▶ **Stated task**
Reproduce the data below verbatim, from its first line through the line containing "- plus-label-yflA: yflA: [930, 144, 954, 155]", with both of those lines included.

Spatial annotation records:
##############################

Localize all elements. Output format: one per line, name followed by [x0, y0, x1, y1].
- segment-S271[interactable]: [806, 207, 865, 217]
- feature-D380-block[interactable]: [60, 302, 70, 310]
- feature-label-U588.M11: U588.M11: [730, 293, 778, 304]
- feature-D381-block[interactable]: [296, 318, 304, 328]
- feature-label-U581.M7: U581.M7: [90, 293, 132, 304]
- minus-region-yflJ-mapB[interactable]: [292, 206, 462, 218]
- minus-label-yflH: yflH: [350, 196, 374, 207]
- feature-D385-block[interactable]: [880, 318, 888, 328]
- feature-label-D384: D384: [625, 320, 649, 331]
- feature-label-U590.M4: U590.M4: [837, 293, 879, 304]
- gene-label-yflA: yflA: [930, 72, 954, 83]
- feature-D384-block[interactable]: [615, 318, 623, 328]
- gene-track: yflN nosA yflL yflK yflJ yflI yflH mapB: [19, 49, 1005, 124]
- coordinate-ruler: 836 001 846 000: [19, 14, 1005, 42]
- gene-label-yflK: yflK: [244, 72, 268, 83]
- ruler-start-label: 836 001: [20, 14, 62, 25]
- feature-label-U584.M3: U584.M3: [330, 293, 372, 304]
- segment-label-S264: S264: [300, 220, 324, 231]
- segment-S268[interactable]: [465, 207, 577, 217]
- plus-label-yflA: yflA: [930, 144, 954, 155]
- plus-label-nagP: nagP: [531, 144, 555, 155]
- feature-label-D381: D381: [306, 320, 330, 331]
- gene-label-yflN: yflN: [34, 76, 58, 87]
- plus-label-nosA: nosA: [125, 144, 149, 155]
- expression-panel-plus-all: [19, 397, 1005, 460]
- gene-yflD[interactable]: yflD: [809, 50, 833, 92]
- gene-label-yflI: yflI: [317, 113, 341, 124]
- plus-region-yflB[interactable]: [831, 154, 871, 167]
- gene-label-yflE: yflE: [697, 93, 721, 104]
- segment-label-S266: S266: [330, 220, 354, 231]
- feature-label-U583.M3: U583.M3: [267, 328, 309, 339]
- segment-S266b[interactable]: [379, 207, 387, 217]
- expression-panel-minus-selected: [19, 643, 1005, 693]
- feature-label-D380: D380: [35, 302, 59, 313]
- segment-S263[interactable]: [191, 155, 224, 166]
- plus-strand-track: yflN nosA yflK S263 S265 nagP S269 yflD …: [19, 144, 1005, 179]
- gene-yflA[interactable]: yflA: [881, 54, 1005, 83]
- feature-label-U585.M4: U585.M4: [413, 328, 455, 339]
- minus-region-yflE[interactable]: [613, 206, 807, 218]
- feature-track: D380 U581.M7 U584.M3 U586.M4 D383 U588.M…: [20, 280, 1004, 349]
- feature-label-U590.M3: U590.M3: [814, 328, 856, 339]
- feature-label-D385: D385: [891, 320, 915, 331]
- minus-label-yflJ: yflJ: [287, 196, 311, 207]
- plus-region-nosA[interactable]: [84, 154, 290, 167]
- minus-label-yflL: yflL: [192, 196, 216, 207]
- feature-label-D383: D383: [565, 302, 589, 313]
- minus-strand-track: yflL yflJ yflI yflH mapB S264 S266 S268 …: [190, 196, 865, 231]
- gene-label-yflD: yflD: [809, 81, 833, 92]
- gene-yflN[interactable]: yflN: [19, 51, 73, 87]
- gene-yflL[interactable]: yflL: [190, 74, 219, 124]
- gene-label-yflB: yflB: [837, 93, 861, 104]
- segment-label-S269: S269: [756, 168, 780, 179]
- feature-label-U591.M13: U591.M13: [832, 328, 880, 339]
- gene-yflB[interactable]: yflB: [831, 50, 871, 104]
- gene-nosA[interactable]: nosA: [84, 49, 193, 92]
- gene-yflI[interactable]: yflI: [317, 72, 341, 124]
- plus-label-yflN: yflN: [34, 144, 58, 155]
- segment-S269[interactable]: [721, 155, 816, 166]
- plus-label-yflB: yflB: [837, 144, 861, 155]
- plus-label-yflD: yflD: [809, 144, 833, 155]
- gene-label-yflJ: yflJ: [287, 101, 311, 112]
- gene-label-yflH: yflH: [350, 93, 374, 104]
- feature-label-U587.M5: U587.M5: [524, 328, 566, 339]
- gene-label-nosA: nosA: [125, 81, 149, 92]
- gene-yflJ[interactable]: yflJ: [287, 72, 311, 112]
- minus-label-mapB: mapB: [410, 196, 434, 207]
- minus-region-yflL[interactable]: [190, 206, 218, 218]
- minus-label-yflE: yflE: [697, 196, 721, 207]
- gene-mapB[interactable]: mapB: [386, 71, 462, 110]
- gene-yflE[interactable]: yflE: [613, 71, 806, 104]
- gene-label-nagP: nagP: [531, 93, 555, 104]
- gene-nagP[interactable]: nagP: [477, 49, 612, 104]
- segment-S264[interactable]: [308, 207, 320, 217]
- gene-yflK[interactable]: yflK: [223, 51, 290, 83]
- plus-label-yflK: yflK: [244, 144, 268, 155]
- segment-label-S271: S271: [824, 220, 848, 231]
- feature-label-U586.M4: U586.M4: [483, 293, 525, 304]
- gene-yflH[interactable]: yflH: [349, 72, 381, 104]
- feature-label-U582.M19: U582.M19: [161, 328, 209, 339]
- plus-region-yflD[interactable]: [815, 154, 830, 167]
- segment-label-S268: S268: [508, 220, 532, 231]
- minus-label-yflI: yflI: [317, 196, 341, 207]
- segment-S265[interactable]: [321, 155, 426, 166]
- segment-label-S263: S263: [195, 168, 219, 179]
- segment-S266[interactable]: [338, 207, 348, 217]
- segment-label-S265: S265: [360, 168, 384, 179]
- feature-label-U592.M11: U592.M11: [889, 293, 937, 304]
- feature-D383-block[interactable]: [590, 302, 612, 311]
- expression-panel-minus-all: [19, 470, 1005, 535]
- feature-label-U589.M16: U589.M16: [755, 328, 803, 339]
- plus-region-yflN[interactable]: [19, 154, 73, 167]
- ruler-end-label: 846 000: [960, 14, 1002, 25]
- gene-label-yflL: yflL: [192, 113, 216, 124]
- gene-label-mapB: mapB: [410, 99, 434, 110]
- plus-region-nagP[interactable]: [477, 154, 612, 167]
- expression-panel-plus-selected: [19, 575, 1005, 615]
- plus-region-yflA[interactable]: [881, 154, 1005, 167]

##############################

▶ **Exercise solution**
Localize all elements. Output format: one per line, name followed by [x0, y0, x1, y1].
- segment-S271[interactable]: [806, 207, 865, 217]
- feature-D380-block[interactable]: [60, 302, 70, 310]
- feature-label-U588.M11: U588.M11: [730, 293, 778, 304]
- feature-D381-block[interactable]: [296, 318, 304, 328]
- feature-label-U581.M7: U581.M7: [90, 293, 132, 304]
- minus-region-yflJ-mapB[interactable]: [292, 206, 462, 218]
- minus-label-yflH: yflH: [350, 196, 374, 207]
- feature-D385-block[interactable]: [880, 318, 888, 328]
- feature-label-D384: D384: [625, 320, 649, 331]
- feature-label-U590.M4: U590.M4: [837, 293, 879, 304]
- gene-label-yflA: yflA: [930, 72, 954, 83]
- feature-D384-block[interactable]: [615, 318, 623, 328]
- gene-track: yflN nosA yflL yflK yflJ yflI yflH mapB: [19, 49, 1005, 124]
- coordinate-ruler: 836 001 846 000: [19, 14, 1005, 42]
- gene-label-yflK: yflK: [244, 72, 268, 83]
- ruler-start-label: 836 001: [20, 14, 62, 25]
- feature-label-U584.M3: U584.M3: [330, 293, 372, 304]
- segment-label-S264: S264: [300, 220, 324, 231]
- segment-S268[interactable]: [465, 207, 577, 217]
- plus-label-yflA: yflA: [930, 144, 954, 155]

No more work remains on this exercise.